▶ _PROBLEM STATEMENT_: Check every line below for the word "rules" and copy each one that has it.

▶ _Figure data in JSON_:
= = = = =

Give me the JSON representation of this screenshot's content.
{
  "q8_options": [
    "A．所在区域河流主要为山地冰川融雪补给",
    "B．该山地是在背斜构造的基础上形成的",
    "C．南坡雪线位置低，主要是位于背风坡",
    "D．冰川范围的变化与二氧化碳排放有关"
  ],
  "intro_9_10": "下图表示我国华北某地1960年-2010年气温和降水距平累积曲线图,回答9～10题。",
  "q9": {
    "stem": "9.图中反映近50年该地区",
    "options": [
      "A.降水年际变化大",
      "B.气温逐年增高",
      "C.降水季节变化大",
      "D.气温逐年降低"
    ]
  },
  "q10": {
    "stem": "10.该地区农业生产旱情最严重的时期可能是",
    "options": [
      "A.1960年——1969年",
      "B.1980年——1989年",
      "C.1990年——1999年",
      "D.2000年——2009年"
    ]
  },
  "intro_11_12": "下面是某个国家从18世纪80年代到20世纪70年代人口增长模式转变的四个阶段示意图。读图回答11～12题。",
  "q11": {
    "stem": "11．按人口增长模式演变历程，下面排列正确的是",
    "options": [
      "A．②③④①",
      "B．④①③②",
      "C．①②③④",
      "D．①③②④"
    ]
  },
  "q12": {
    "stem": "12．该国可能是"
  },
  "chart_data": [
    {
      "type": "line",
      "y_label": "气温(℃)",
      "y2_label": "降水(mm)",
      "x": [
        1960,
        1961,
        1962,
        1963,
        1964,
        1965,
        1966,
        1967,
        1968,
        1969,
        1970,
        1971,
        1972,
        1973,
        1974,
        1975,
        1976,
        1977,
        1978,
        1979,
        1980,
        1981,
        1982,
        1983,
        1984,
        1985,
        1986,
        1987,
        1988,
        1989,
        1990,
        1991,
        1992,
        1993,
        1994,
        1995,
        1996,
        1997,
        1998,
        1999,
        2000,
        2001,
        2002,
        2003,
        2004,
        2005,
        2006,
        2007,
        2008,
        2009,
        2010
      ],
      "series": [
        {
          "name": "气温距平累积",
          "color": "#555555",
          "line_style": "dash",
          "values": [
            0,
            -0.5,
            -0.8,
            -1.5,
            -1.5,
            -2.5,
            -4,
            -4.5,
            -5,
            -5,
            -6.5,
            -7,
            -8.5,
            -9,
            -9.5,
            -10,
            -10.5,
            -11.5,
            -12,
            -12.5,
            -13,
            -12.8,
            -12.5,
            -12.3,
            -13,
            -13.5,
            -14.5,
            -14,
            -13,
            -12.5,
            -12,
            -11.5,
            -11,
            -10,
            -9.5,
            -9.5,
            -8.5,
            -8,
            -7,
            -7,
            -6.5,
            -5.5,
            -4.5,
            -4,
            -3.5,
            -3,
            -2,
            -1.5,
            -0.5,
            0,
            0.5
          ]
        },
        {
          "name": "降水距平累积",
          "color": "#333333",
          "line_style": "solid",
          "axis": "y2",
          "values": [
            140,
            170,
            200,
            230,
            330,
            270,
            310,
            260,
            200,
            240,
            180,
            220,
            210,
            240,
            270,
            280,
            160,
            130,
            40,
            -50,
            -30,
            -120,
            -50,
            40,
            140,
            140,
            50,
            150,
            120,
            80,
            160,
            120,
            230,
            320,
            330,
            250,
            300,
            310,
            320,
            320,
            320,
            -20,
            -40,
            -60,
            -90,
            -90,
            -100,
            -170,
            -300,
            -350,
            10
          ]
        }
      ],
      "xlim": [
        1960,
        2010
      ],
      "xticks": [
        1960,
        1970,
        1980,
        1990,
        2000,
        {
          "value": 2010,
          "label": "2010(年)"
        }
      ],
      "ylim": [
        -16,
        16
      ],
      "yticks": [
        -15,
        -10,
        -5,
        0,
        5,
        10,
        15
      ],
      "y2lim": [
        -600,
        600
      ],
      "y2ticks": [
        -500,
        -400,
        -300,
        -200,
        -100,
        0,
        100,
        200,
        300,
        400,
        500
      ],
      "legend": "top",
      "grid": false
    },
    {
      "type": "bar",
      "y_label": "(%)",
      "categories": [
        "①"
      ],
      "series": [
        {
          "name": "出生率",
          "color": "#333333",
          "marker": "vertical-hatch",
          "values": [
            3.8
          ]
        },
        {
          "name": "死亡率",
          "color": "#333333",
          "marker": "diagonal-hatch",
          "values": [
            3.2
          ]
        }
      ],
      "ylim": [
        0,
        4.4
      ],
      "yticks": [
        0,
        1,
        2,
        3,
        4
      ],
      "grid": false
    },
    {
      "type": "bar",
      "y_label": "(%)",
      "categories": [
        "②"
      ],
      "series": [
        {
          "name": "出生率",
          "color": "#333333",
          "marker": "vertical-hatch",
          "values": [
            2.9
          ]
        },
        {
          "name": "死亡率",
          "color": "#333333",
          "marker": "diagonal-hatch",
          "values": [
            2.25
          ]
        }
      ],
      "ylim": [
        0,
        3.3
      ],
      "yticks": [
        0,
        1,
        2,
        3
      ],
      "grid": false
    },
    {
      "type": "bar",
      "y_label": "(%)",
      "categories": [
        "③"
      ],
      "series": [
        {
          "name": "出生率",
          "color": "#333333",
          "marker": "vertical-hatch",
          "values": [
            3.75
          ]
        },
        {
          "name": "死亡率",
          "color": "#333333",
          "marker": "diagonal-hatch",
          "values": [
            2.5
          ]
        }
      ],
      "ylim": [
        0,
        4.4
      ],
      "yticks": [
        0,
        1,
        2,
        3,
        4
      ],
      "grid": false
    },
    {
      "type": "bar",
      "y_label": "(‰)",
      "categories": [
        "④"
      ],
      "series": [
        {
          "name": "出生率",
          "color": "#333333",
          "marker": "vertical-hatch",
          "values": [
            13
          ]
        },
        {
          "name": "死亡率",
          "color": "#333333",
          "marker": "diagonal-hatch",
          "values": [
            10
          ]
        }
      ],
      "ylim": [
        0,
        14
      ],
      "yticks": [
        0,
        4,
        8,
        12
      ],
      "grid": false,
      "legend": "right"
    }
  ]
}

= = = = =

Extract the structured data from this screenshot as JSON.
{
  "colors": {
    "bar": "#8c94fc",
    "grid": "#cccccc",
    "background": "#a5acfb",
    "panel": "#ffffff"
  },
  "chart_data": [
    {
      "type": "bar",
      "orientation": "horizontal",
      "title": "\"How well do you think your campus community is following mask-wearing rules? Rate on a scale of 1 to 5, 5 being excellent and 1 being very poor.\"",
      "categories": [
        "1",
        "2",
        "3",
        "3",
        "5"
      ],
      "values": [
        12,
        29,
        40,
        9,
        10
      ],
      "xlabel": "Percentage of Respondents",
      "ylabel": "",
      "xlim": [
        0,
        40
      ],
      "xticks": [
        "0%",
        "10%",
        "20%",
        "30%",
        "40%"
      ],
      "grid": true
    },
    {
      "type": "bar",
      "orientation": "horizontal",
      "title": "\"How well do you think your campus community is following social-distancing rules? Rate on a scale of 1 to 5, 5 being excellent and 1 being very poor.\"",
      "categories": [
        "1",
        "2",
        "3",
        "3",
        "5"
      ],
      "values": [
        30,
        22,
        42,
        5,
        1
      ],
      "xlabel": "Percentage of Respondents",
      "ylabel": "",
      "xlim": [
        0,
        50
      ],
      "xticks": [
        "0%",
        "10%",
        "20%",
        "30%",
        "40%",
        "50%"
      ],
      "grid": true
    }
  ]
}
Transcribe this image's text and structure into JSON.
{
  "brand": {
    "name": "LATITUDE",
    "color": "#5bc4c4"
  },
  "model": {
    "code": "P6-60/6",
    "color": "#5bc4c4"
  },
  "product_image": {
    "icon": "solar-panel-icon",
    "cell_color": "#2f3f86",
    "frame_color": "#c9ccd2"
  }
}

= = = = =

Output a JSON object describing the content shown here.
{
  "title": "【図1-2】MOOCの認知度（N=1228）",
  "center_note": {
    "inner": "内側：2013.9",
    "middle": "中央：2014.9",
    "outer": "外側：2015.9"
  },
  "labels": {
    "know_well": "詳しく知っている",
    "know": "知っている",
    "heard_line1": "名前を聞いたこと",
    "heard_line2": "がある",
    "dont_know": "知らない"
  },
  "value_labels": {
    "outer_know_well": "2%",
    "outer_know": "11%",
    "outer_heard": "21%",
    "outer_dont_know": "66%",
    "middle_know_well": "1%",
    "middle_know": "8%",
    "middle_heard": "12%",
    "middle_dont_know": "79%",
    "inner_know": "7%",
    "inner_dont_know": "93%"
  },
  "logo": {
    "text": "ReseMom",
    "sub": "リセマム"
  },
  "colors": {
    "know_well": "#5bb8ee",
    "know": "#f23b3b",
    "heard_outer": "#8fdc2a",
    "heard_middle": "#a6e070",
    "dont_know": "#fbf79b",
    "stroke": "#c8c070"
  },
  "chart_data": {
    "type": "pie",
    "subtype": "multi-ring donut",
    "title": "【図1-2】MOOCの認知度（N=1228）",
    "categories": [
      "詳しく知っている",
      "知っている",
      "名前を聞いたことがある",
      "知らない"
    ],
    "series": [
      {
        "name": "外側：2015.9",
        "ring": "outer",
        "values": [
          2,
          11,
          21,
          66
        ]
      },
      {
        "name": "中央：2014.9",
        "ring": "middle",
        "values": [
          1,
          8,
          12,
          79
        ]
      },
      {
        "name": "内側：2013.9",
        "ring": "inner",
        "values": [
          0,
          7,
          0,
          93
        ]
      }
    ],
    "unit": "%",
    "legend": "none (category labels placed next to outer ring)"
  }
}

= = = = =

▶ _TASK RESPONSE_:
      "title": "\"How well do you think your campus community is following mask-wearing rules? Rate on a scale of 1 to 5, 5 being excellent and 1 being very poor.\"",
      "title": "\"How well do you think your campus community is following social-distancing rules? Rate on a scale of 1 to 5, 5 being excellent and 1 being very poor.\"",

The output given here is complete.